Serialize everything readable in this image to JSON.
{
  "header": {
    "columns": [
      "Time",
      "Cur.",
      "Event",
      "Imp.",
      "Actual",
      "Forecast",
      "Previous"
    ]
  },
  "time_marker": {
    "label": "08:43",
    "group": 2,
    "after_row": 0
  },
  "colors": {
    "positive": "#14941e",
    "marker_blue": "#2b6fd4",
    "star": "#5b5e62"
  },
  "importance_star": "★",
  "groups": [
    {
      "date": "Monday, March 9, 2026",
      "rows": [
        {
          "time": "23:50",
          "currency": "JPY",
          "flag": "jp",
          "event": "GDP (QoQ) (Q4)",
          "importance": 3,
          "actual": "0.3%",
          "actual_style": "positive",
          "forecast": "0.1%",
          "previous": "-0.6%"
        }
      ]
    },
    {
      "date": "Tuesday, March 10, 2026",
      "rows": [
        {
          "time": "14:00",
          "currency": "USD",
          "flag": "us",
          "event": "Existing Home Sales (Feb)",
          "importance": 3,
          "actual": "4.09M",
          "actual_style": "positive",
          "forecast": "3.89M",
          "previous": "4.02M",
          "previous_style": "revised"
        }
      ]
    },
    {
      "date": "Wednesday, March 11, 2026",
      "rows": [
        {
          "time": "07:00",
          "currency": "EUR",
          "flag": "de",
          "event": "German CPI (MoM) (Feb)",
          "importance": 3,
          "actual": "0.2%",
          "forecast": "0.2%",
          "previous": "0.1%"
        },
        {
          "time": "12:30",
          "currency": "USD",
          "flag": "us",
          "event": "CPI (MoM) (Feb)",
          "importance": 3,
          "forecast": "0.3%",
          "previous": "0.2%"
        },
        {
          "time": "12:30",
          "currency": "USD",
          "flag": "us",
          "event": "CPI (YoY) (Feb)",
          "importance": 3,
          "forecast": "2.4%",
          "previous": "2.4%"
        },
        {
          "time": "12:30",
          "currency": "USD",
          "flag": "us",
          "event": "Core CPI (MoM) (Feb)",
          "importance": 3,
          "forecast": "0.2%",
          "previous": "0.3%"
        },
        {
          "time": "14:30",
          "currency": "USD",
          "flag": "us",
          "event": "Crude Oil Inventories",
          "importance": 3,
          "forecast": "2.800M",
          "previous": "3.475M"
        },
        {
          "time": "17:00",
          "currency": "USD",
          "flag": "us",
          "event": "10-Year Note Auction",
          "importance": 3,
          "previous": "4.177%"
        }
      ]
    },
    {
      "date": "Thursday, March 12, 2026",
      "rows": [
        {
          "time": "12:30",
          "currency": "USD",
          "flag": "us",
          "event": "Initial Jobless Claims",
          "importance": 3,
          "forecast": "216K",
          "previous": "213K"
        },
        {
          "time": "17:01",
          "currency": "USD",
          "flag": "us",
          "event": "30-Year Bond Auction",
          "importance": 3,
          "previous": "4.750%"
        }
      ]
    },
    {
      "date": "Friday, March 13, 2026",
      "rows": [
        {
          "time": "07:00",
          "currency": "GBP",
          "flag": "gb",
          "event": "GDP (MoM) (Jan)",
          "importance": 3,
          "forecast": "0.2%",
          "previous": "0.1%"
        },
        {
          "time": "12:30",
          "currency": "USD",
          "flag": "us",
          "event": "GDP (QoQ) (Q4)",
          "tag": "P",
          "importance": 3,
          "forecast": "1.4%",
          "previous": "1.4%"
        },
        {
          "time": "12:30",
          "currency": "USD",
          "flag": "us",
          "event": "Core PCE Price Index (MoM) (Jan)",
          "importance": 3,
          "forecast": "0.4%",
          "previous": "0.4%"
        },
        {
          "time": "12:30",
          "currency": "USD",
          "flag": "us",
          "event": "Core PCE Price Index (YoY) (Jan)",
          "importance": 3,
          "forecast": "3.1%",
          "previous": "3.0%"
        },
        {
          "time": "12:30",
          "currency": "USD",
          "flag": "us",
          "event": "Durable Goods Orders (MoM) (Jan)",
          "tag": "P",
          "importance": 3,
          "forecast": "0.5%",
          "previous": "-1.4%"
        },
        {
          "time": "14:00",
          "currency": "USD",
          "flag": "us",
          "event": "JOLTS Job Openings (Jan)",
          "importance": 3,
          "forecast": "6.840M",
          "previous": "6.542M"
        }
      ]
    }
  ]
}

_____

◆ WHAT IS BEING ASKED ◆
Retype the entries exactly, including every line.

◆ TASK RESPONSE ◆
Serialize everything readable in this image to JSON.
{
  "header": {
    "columns": [
      "Time",
      "Cur.",
      "Event",
      "Imp.",
      "Actual",
      "Forecast",
      "Previous"
    ]
  },
  "time_marker": {
    "label": "08:43",
    "group": 2,
    "after_row": 0
  },
  "colors": {
    "positive": "#14941e",
    "marker_blue": "#2b6fd4",
    "star": "#5b5e62"
  },
  "importance_star": "★",
  "groups": [
    {
      "date": "Monday, March 9, 2026",
      "rows": [
        {
          "time": "23:50",
          "currency": "JPY",
          "flag": "jp",
          "event": "GDP (QoQ) (Q4)",
          "importance": 3,
          "actual": "0.3%",
          "actual_style": "positive",
          "forecast": "0.1%",
          "previous": "-0.6%"
        }
      ]
    },
    {
      "date": "Tuesday, March 10, 2026",
      "rows": [
        {
          "time": "14:00",
          "currency": "USD",
          "flag": "us",
          "event": "Existing Home Sales (Feb)",
          "importance": 3,
          "actual": "4.09M",
          "actual_style": "positive",
          "forecast": "3.89M",
          "previous": "4.02M",
          "previous_style": "revised"
        }
      ]
    },
    {
      "date": "Wednesday, March 11, 2026",
      "rows": [
        {
          "time": "07:00",
          "currency": "EUR",
          "flag": "de",
          "event": "German CPI (MoM) (Feb)",
          "importance": 3,
          "actual": "0.2%",
          "forecast": "0.2%",
          "previous": "0.1%"
        },
        {
          "time": "12:30",
          "currency": "USD",
          "flag": "us",
          "event": "CPI (MoM) (Feb)",
          "importance": 3,
          "forecast": "0.3%",
          "previous": "0.2%"
        },
        {
          "time": "12:30",
          "currency": "USD",
          "flag": "us",
          "event": "CPI (YoY) (Feb)",
          "importance": 3,
          "forecast": "2.4%",
          "previous": "2.4%"
        },
        {
          "time": "12:30",
          "currency": "USD",
          "flag": "us",
          "event": "Core CPI (MoM) (Feb)",
          "importance": 3,
          "forecast": "0.2%",
          "previous": "0.3%"
        },
        {
          "time": "14:30",
          "currency": "USD",
          "flag": "us",
          "event": "Crude Oil Inventories",
          "importance": 3,
          "forecast": "2.800M",
          "previous": "3.475M"
        },
        {
          "time": "17:00",
          "currency": "USD",
          "flag": "us",
          "event": "10-Year Note Auction",
          "importance": 3,
          "previous": "4.177%"
        }
      ]
    },
    {
      "date": "Thursday, March 12, 2026",
      "rows": [
        {
          "time": "12:30",
          "currency": "USD",
          "flag": "us",
          "event": "Initial Jobless Claims",
          "importance": 3,
          "forecast": "216K",
          "previous": "213K"
        },
        {
          "time": "17:01",
          "currency": "USD",
          "flag": "us",
          "event": "30-Year Bond Auction",
          "importance": 3,
          "previous": "4.750%"
        }
      ]
    },
    {
      "date": "Friday, March 13, 2026",
      "rows": [
        {
          "time": "07:00",
          "currency": "GBP",
          "flag": "gb",
          "event": "GDP (MoM) (Jan)",
          "importance": 3,
          "forecast": "0.2%",
          "previous": "0.1%"
        },
        {
          "time": "12:30",
          "currency": "USD",
          "flag": "us",
          "event": "GDP (QoQ) (Q4)",
          "tag": "P",
          "importance": 3,
          "forecast": "1.4%",
          "previous": "1.4%"
        },
        {
          "time": "12:30",
          "currency": "USD",
          "flag": "us",
          "event": "Core PCE Price Index (MoM) (Jan)",
          "importance": 3,
          "forecast": "0.4%",
          "previous": "0.4%"
        },
        {
          "time": "12:30",
          "currency": "USD",
          "flag": "us",
          "event": "Core PCE Price Index (YoY) (Jan)",
          "importance": 3,
          "forecast": "3.1%",
          "previous": "3.0%"
        },
        {
          "time": "12:30",
          "currency": "USD",
          "flag": "us",
          "event": "Durable Goods Orders (MoM) (Jan)",
          "tag": "P",
          "importance": 3,
          "forecast": "0.5%",
          "previous": "-1.4%"
        },
        {
          "time": "14:00",
          "currency": "USD",
          "flag": "us",
          "event": "JOLTS Job Openings (Jan)",
          "importance": 3,
          "forecast": "6.840M",
          "previous": "6.542M"
        }
      ]
    }
  ]
}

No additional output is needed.